- WHAT YOU SHOULD DO
Could you transcribe the material below exactly, without leaving out a single line?

== == ==

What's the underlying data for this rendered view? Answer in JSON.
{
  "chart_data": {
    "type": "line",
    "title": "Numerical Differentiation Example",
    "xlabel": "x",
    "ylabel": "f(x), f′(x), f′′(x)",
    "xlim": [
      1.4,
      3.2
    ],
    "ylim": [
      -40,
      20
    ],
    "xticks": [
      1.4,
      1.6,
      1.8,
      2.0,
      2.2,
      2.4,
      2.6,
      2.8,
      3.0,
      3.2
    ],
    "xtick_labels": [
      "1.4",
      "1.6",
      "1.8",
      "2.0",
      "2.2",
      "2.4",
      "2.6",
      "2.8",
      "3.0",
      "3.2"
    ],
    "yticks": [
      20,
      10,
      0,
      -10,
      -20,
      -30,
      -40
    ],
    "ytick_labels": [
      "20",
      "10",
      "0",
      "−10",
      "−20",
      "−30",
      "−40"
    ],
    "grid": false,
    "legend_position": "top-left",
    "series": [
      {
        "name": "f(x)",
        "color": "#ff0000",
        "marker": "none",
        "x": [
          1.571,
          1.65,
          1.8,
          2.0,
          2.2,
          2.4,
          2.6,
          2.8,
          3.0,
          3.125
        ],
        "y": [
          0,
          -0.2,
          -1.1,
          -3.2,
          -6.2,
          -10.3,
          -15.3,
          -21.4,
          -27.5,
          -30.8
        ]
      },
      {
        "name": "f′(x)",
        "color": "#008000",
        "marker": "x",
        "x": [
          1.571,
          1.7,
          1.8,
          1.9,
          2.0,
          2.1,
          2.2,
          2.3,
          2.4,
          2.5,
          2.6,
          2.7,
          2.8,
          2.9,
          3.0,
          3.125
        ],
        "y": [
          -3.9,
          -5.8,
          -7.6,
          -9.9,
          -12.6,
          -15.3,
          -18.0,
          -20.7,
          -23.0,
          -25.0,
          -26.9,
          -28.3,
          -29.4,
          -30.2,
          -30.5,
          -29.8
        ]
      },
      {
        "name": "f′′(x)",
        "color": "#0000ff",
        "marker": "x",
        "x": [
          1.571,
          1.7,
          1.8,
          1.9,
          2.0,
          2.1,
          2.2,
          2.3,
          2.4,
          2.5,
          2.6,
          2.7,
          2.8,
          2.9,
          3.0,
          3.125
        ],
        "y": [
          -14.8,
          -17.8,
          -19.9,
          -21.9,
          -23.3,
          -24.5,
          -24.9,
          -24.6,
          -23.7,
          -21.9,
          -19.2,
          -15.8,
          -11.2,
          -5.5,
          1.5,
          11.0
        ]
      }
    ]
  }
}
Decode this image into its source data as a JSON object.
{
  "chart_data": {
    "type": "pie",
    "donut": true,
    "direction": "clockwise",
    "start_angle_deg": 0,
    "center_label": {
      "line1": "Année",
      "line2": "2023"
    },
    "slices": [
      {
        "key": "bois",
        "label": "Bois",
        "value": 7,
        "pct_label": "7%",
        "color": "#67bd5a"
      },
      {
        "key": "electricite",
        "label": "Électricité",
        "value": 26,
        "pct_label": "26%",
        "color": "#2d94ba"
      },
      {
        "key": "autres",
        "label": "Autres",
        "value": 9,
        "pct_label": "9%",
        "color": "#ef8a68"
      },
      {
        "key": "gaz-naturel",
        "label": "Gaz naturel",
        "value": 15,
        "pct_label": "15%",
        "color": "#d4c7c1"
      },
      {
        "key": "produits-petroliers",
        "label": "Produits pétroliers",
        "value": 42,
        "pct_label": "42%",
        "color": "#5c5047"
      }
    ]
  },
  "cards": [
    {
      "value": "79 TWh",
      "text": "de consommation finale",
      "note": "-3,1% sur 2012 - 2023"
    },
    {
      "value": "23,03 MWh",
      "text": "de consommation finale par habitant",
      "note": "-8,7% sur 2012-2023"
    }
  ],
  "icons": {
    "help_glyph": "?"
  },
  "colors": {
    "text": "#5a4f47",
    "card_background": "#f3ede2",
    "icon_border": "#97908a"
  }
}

== == ==

- IN RESPONSE
What's the underlying data for this rendered view? Answer in JSON.
{
  "chart_data": {
    "type": "line",
    "title": "Numerical Differentiation Example",
    "xlabel": "x",
    "ylabel": "f(x), f′(x), f′′(x)",
    "xlim": [
      1.4,
      3.2
    ],
    "ylim": [
      -40,
      20
    ],
    "xticks": [
      1.4,
      1.6,
      1.8,
      2.0,
      2.2,
      2.4,
      2.6,
      2.8,
      3.0,
      3.2
    ],
    "xtick_labels": [
      "1.4",
      "1.6",
      "1.8",
      "2.0",
      "2.2",
      "2.4",
      "2.6",
      "2.8",
      "3.0",
      "3.2"
    ],
    "yticks": [
      20,
      10,
      0,
      -10,
      -20,
      -30,
      -40
    ],
    "ytick_labels": [
      "20",
      "10",
      "0",
      "−10",
      "−20",
      "−30",
      "−40"
    ],
    "grid": false,
    "legend_position": "top-left",
    "series": [
      {
        "name": "f(x)",
        "color": "#ff0000",
        "marker": "none",
        "x": [
          1.571,
          1.65,
          1.8,
          2.0,
          2.2,
          2.4,
          2.6,
          2.8,
          3.0,
          3.125
        ],
        "y": [
          0,
          -0.2,
          -1.1,
          -3.2,
          -6.2,
          -10.3,
          -15.3,
          -21.4,
          -27.5,
          -30.8
        ]
      },
      {
        "name": "f′(x)",
        "color": "#008000",
        "marker": "x",
        "x": [
          1.571,
          1.7,
          1.8,
          1.9,
          2.0,
          2.1,
          2.2,
          2.3,
          2.4,
          2.5,
          2.6,
          2.7,
          2.8,
          2.9,
          3.0,
          3.125
        ],
        "y": [
          -3.9,
          -5.8,
          -7.6,
          -9.9,
          -12.6,
          -15.3,
          -18.0,
          -20.7,
          -23.0,
          -25.0,
          -26.9,
          -28.3,
          -29.4,
          -30.2,
          -30.5,
          -29.8
        ]
      },
      {
        "name": "f′′(x)",
        "color": "#0000ff",
        "marker": "x",
        "x": [
          1.571,
          1.7,
          1.8,
          1.9,
          2.0,
          2.1,
          2.2,
          2.3,
          2.4,
          2.5,
          2.6,
          2.7,
          2.8,
          2.9,
          3.0,
          3.125
        ],
        "y": [
          -14.8,
          -17.8,
          -19.9,
          -21.9,
          -23.3,
          -24.5,
          -24.9,
          -24.6,
          -23.7,
          -21.9,
          -19.2,
          -15.8,
          -11.2,
          -5.5,
          1.5,
          11.0
        ]
      }
    ]
  }
}
Decode this image into its source data as a JSON object.
{
  "chart_data": {
    "type": "pie",
    "donut": true,
    "direction": "clockwise",
    "start_angle_deg": 0,
    "center_label": {
      "line1": "Année",
      "line2": "2023"
    },
    "slices": [
      {
        "key": "bois",
        "label": "Bois",
        "value": 7,
        "pct_label": "7%",
        "color": "#67bd5a"
      },
      {
        "key": "electricite",
        "label": "Électricité",
        "value": 26,
        "pct_label": "26%",
        "color": "#2d94ba"
      },
      {
        "key": "autres",
        "label": "Autres",
        "value": 9,
        "pct_label": "9%",
        "color": "#ef8a68"
      },
      {
        "key": "gaz-naturel",
        "label": "Gaz naturel",
        "value": 15,
        "pct_label": "15%",
        "color": "#d4c7c1"
      },
      {
        "key": "produits-petroliers",
        "label": "Produits pétroliers",
        "value": 42,
        "pct_label": "42%",
        "color": "#5c5047"
      }
    ]
  },
  "cards": [
    {
      "value": "79 TWh",
      "text": "de consommation finale",
      "note": "-3,1% sur 2012 - 2023"
    },
    {
      "value": "23,03 MWh",
      "text": "de consommation finale par habitant",
      "note": "-8,7% sur 2012-2023"
    }
  ],
  "icons": {
    "help_glyph": "?"
  },
  "colors": {
    "text": "#5a4f47",
    "card_background": "#f3ede2",
    "icon_border": "#97908a"
  }
}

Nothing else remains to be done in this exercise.